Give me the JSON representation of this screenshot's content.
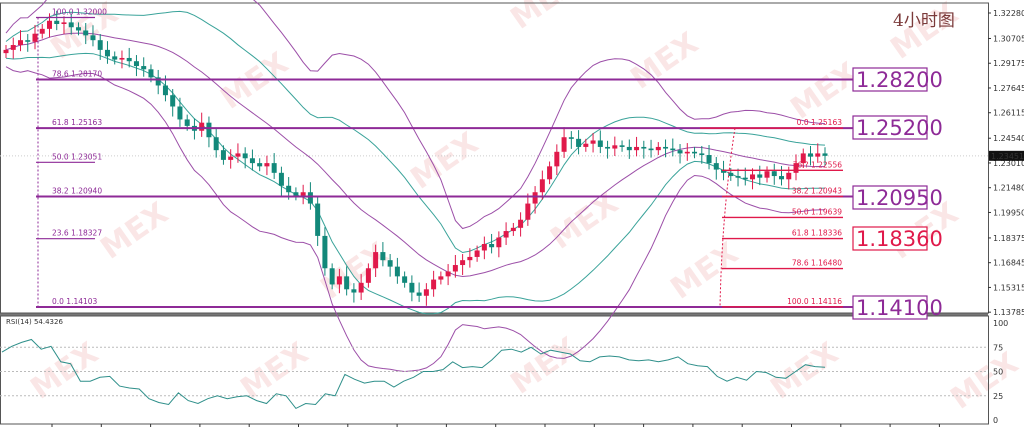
{
  "title": "4小时图",
  "watermark": "MEX",
  "colors": {
    "bull": "#e0194a",
    "bear": "#12887a",
    "band": "#9c4fa8",
    "mid": "#3aa39a",
    "fibLeft": "#8e2a97",
    "fibRight": "#e0194a",
    "rsi": "#2e8f8a",
    "priceTag": "#111111"
  },
  "chart_data": [
    {
      "type": "candlestick",
      "panel": "main",
      "ylim": [
        1.137,
        1.325
      ],
      "y_ticks": [
        "1.32280",
        "1.30705",
        "1.29175",
        "1.27645",
        "1.26115",
        "1.24540",
        "1.23010",
        "1.21480",
        "1.19950",
        "1.18375",
        "1.16845",
        "1.15315",
        "1.13785"
      ],
      "current_price": "1.23451",
      "closes": [
        1.3,
        1.303,
        1.306,
        1.305,
        1.31,
        1.313,
        1.318,
        1.316,
        1.317,
        1.314,
        1.312,
        1.309,
        1.306,
        1.3,
        1.296,
        1.294,
        1.295,
        1.293,
        1.29,
        1.288,
        1.283,
        1.278,
        1.272,
        1.265,
        1.257,
        1.253,
        1.25,
        1.255,
        1.246,
        1.238,
        1.232,
        1.234,
        1.236,
        1.233,
        1.23,
        1.228,
        1.23,
        1.224,
        1.216,
        1.212,
        1.21,
        1.212,
        1.205,
        1.185,
        1.165,
        1.155,
        1.16,
        1.152,
        1.15,
        1.156,
        1.165,
        1.175,
        1.17,
        1.166,
        1.16,
        1.156,
        1.15,
        1.148,
        1.152,
        1.158,
        1.16,
        1.163,
        1.167,
        1.17,
        1.172,
        1.176,
        1.18,
        1.178,
        1.184,
        1.188,
        1.19,
        1.195,
        1.205,
        1.212,
        1.22,
        1.228,
        1.237,
        1.246,
        1.245,
        1.24,
        1.242,
        1.244,
        1.24,
        1.239,
        1.241,
        1.24,
        1.238,
        1.24,
        1.239,
        1.238,
        1.24,
        1.239,
        1.238,
        1.236,
        1.237,
        1.236,
        1.235,
        1.23,
        1.226,
        1.224,
        1.222,
        1.221,
        1.22,
        1.223,
        1.221,
        1.225,
        1.222,
        1.22,
        1.224,
        1.23,
        1.236,
        1.234,
        1.236,
        1.2345
      ],
      "fib_left": [
        {
          "level": "100.0",
          "price": "1.32000",
          "extent": "short"
        },
        {
          "level": "78.6",
          "price": "1.28170",
          "extent": "long"
        },
        {
          "level": "61.8",
          "price": "1.25163",
          "extent": "long"
        },
        {
          "level": "50.0",
          "price": "1.23051",
          "extent": "short"
        },
        {
          "level": "38.2",
          "price": "1.20940",
          "extent": "long"
        },
        {
          "level": "23.6",
          "price": "1.18327",
          "extent": "short"
        },
        {
          "level": "0.0",
          "price": "1.14103",
          "extent": "long"
        }
      ],
      "fib_right": [
        {
          "level": "0.0",
          "price": "1.25163"
        },
        {
          "level": "76.?",
          "price": "1.22556"
        },
        {
          "level": "38.2",
          "price": "1.20943"
        },
        {
          "level": "50.0",
          "price": "1.19639"
        },
        {
          "level": "61.8",
          "price": "1.18336"
        },
        {
          "level": "78.6",
          "price": "1.16480"
        },
        {
          "level": "100.0",
          "price": "1.14116"
        }
      ],
      "key_levels": [
        {
          "label": "1.28200",
          "color": "#8e2a97"
        },
        {
          "label": "1.25200",
          "color": "#8e2a97"
        },
        {
          "label": "1.20950",
          "color": "#8e2a97"
        },
        {
          "label": "1.18360",
          "color": "#e0194a"
        },
        {
          "label": "1.14100",
          "color": "#8e2a97"
        }
      ]
    },
    {
      "type": "line",
      "panel": "rsi",
      "label": "RSI(14) 54.4326",
      "ylim": [
        0,
        100
      ],
      "y_ticks": [
        "100",
        "75",
        "50",
        "25",
        "0"
      ],
      "grid_levels": [
        75,
        50,
        25
      ],
      "values": [
        70,
        76,
        80,
        83,
        73,
        76,
        60,
        58,
        40,
        40,
        44,
        45,
        35,
        33,
        32,
        22,
        18,
        16,
        28,
        20,
        17,
        22,
        25,
        22,
        24,
        25,
        20,
        17,
        27,
        25,
        12,
        17,
        16,
        27,
        25,
        47,
        42,
        38,
        40,
        40,
        34,
        40,
        44,
        50,
        50,
        52,
        60,
        54,
        55,
        54,
        62,
        72,
        73,
        70,
        75,
        68,
        72,
        70,
        68,
        61,
        60,
        65,
        66,
        65,
        62,
        61,
        62,
        60,
        62,
        65,
        58,
        56,
        55,
        45,
        40,
        44,
        41,
        50,
        49,
        44,
        43,
        50,
        57,
        55,
        54.4
      ]
    }
  ]
}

══════════

- _What the task requires_
Pictures are not part of the copy; reproduce everything else in the records exactly.

- _Answer to this task_
Give me the JSON representation of this screenshot's content.
{
  "title": "4小时图",
  "watermark": "MEX",
  "colors": {
    "bull": "#e0194a",
    "bear": "#12887a",
    "band": "#9c4fa8",
    "mid": "#3aa39a",
    "fibLeft": "#8e2a97",
    "fibRight": "#e0194a",
    "rsi": "#2e8f8a",
    "priceTag": "#111111"
  },
  "chart_data": [
    {
      "type": "candlestick",
      "panel": "main",
      "ylim": [
        1.137,
        1.325
      ],
      "y_ticks": [
        "1.32280",
        "1.30705",
        "1.29175",
        "1.27645",
        "1.26115",
        "1.24540",
        "1.23010",
        "1.21480",
        "1.19950",
        "1.18375",
        "1.16845",
        "1.15315",
        "1.13785"
      ],
      "current_price": "1.23451",
      "closes": [
        1.3,
        1.303,
        1.306,
        1.305,
        1.31,
        1.313,
        1.318,
        1.316,
        1.317,
        1.314,
        1.312,
        1.309,
        1.306,
        1.3,
        1.296,
        1.294,
        1.295,
        1.293,
        1.29,
        1.288,
        1.283,
        1.278,
        1.272,
        1.265,
        1.257,
        1.253,
        1.25,
        1.255,
        1.246,
        1.238,
        1.232,
        1.234,
        1.236,
        1.233,
        1.23,
        1.228,
        1.23,
        1.224,
        1.216,
        1.212,
        1.21,
        1.212,
        1.205,
        1.185,
        1.165,
        1.155,
        1.16,
        1.152,
        1.15,
        1.156,
        1.165,
        1.175,
        1.17,
        1.166,
        1.16,
        1.156,
        1.15,
        1.148,
        1.152,
        1.158,
        1.16,
        1.163,
        1.167,
        1.17,
        1.172,
        1.176,
        1.18,
        1.178,
        1.184,
        1.188,
        1.19,
        1.195,
        1.205,
        1.212,
        1.22,
        1.228,
        1.237,
        1.246,
        1.245,
        1.24,
        1.242,
        1.244,
        1.24,
        1.239,
        1.241,
        1.24,
        1.238,
        1.24,
        1.239,
        1.238,
        1.24,
        1.239,
        1.238,
        1.236,
        1.237,
        1.236,
        1.235,
        1.23,
        1.226,
        1.224,
        1.222,
        1.221,
        1.22,
        1.223,
        1.221,
        1.225,
        1.222,
        1.22,
        1.224,
        1.23,
        1.236,
        1.234,
        1.236,
        1.2345
      ],
      "fib_left": [
        {
          "level": "100.0",
          "price": "1.32000",
          "extent": "short"
        },
        {
          "level": "78.6",
          "price": "1.28170",
          "extent": "long"
        },
        {
          "level": "61.8",
          "price": "1.25163",
          "extent": "long"
        },
        {
          "level": "50.0",
          "price": "1.23051",
          "extent": "short"
        },
        {
          "level": "38.2",
          "price": "1.20940",
          "extent": "long"
        },
        {
          "level": "23.6",
          "price": "1.18327",
          "extent": "short"
        },
        {
          "level": "0.0",
          "price": "1.14103",
          "extent": "long"
        }
      ],
      "fib_right": [
        {
          "level": "0.0",
          "price": "1.25163"
        },
        {
          "level": "76.?",
          "price": "1.22556"
        },
        {
          "level": "38.2",
          "price": "1.20943"
        },
        {
          "level": "50.0",
          "price": "1.19639"
        },
        {
          "level": "61.8",
          "price": "1.18336"
        },
        {
          "level": "78.6",
          "price": "1.16480"
        },
        {
          "level": "100.0",
          "price": "1.14116"
        }
      ],
      "key_levels": [
        {
          "label": "1.28200",
          "color": "#8e2a97"
        },
        {
          "label": "1.25200",
          "color": "#8e2a97"
        },
        {
          "label": "1.20950",
          "color": "#8e2a97"
        },
        {
          "label": "1.18360",
          "color": "#e0194a"
        },
        {
          "label": "1.14100",
          "color": "#8e2a97"
        }
      ]
    },
    {
      "type": "line",
      "panel": "rsi",
      "label": "RSI(14) 54.4326",
      "ylim": [
        0,
        100
      ],
      "y_ticks": [
        "100",
        "75",
        "50",
        "25",
        "0"
      ],
      "grid_levels": [
        75,
        50,
        25
      ],
      "values": [
        70,
        76,
        80,
        83,
        73,
        76,
        60,
        58,
        40,
        40,
        44,
        45,
        35,
        33,
        32,
        22,
        18,
        16,
        28,
        20,
        17,
        22,
        25,
        22,
        24,
        25,
        20,
        17,
        27,
        25,
        12,
        17,
        16,
        27,
        25,
        47,
        42,
        38,
        40,
        40,
        34,
        40,
        44,
        50,
        50,
        52,
        60,
        54,
        55,
        54,
        62,
        72,
        73,
        70,
        75,
        68,
        72,
        70,
        68,
        61,
        60,
        65,
        66,
        65,
        62,
        61,
        62,
        60,
        62,
        65,
        58,
        56,
        55,
        45,
        40,
        44,
        41,
        50,
        49,
        44,
        43,
        50,
        57,
        55,
        54.4
      ]
    }
  ]
}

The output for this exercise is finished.